→ TO BE DONE
Find each line containing the string "title" and return it.

→ ENTRIES SHOWN

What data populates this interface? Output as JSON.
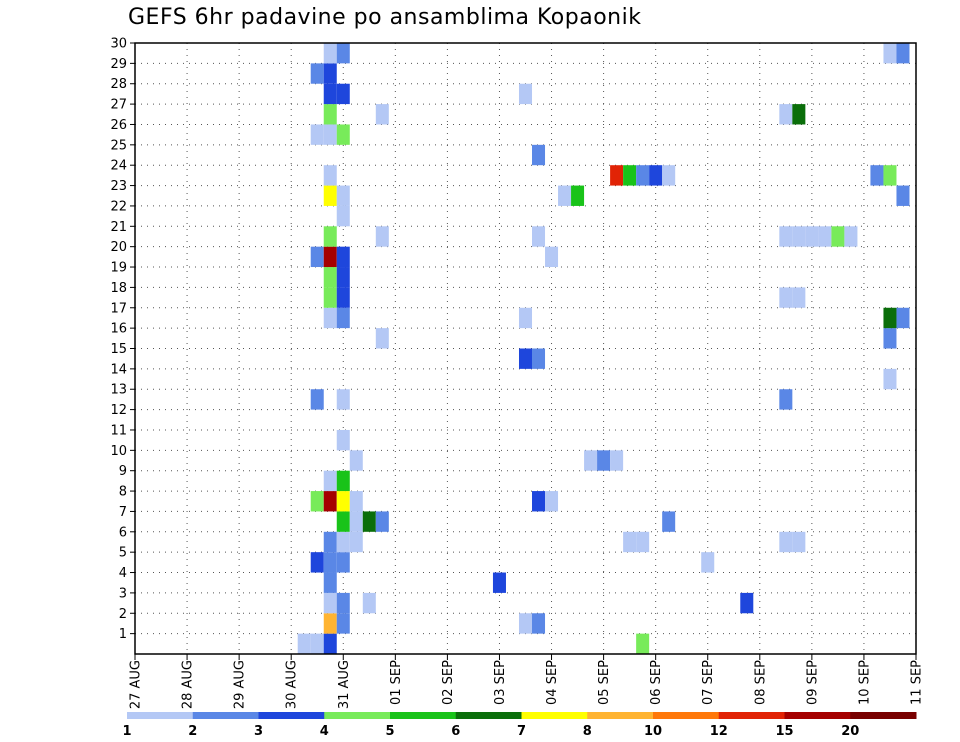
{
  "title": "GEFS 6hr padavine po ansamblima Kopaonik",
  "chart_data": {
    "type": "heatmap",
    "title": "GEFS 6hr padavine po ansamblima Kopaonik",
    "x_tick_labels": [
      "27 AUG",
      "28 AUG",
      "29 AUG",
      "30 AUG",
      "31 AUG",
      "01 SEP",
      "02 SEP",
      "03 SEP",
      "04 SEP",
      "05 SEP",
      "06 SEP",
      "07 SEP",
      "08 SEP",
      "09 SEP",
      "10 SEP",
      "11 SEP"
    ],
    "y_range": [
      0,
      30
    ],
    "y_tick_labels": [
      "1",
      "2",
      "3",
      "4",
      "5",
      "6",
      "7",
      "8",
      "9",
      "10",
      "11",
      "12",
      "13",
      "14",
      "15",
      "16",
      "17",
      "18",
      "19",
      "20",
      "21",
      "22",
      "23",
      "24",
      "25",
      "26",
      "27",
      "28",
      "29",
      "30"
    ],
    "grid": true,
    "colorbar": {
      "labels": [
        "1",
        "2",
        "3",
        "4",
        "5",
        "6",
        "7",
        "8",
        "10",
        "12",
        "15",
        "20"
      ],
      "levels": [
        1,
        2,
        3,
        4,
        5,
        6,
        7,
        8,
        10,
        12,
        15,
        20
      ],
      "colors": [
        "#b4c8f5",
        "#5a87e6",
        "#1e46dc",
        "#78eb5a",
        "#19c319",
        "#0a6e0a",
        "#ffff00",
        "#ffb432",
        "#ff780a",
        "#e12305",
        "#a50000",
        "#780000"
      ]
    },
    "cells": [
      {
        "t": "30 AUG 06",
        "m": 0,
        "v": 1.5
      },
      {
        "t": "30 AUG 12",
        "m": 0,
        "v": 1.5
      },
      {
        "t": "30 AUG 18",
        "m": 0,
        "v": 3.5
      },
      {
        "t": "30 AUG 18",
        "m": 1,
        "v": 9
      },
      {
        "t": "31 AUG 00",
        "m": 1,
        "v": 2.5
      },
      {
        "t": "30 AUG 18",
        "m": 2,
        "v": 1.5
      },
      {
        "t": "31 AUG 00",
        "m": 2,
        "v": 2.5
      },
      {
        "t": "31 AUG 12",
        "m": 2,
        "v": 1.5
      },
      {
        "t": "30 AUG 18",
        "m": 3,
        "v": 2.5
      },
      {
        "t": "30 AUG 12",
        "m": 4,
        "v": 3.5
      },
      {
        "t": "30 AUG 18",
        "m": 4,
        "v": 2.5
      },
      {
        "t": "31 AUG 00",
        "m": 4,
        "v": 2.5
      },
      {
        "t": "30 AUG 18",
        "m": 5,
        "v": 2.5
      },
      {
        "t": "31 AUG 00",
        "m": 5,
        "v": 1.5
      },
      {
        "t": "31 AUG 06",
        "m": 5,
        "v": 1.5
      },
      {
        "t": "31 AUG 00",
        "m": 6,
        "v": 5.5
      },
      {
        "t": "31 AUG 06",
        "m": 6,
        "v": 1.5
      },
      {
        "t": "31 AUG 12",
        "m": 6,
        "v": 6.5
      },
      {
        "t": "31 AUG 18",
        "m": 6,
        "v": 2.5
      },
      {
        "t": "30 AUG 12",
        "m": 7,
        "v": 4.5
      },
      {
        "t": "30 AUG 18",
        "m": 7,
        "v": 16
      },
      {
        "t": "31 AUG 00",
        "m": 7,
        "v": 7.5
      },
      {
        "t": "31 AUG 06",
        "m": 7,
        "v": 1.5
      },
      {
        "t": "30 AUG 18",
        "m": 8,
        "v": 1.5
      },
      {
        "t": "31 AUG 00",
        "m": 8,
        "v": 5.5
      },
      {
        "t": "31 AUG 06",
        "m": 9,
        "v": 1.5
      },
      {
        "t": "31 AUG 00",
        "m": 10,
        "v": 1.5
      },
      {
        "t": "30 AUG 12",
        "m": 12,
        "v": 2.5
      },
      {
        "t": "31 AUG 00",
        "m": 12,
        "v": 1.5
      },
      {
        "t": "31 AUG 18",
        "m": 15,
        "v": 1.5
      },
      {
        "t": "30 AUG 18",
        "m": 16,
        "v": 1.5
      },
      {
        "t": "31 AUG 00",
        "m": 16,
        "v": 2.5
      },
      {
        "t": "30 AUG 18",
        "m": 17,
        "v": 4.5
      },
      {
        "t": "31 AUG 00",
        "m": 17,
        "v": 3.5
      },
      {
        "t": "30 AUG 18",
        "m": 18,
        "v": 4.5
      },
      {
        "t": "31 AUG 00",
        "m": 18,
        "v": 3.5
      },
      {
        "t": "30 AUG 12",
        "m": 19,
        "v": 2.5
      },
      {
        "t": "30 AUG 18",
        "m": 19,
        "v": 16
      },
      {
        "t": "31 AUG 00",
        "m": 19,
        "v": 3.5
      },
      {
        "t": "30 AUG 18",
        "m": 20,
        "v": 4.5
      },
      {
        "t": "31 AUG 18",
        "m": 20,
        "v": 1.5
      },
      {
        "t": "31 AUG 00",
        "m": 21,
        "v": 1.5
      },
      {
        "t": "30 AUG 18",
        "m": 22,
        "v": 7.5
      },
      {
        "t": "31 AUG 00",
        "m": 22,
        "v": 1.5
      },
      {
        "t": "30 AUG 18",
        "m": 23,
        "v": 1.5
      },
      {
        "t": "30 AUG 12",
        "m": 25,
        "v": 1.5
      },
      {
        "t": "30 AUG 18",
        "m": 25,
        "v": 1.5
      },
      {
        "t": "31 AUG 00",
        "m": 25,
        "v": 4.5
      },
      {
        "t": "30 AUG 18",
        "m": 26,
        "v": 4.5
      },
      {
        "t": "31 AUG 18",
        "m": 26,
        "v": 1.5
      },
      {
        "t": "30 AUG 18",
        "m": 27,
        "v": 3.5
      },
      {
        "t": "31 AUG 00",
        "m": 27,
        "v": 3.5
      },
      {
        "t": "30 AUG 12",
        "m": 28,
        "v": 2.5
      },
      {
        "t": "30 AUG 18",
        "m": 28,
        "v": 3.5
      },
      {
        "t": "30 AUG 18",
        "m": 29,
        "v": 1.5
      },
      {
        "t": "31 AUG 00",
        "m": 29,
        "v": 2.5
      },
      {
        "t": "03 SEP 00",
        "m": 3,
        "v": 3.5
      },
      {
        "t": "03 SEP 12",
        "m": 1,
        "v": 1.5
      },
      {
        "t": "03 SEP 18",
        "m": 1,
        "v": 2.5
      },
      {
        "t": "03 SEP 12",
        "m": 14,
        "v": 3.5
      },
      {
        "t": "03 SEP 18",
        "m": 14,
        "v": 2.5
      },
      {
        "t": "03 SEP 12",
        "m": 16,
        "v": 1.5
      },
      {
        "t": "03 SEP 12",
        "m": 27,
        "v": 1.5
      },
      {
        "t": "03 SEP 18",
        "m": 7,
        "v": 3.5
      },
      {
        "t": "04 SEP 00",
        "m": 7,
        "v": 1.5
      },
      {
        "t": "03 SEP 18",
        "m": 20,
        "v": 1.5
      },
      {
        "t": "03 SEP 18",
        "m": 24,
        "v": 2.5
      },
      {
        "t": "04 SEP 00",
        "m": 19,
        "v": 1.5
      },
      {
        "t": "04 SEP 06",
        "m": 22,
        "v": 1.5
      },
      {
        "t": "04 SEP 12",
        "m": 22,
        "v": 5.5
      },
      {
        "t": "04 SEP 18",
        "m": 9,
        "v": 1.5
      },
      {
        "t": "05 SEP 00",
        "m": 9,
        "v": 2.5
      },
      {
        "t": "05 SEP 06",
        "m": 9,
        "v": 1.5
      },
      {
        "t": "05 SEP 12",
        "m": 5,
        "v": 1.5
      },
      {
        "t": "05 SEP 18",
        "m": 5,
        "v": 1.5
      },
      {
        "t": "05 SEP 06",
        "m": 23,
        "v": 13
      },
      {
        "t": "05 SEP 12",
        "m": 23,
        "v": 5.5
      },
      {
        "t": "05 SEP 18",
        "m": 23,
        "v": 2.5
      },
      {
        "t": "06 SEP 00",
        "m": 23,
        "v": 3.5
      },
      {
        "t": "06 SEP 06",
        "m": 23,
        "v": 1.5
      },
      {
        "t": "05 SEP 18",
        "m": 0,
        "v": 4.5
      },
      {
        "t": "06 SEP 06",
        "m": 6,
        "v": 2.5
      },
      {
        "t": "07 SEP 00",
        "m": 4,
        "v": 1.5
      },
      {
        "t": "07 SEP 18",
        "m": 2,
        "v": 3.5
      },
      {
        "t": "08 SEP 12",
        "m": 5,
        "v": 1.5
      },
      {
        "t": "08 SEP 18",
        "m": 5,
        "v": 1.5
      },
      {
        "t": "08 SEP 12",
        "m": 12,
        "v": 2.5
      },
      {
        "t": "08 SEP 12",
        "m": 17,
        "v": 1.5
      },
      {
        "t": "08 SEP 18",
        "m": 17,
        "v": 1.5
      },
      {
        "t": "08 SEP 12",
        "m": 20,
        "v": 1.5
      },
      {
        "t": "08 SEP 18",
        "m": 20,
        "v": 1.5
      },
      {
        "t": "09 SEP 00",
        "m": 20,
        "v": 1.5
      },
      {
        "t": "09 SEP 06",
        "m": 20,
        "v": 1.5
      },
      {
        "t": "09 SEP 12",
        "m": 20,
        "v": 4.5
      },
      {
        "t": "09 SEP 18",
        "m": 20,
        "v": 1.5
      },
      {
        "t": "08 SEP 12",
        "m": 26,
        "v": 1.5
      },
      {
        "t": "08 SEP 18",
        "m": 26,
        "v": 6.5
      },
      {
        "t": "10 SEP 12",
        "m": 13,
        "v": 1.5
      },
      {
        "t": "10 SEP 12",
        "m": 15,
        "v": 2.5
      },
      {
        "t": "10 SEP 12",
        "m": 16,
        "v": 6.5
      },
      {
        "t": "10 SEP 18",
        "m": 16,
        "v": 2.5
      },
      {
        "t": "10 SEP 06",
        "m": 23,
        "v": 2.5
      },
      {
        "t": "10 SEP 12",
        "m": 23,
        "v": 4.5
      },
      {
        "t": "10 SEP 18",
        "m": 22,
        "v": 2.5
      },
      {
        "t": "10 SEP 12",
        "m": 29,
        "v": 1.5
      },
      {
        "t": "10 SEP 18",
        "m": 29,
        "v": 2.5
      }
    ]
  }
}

→ SOLVED PROBLEM
  "title": "GEFS 6hr padavine po ansamblima Kopaonik",
    "title": "GEFS 6hr padavine po ansamblima Kopaonik",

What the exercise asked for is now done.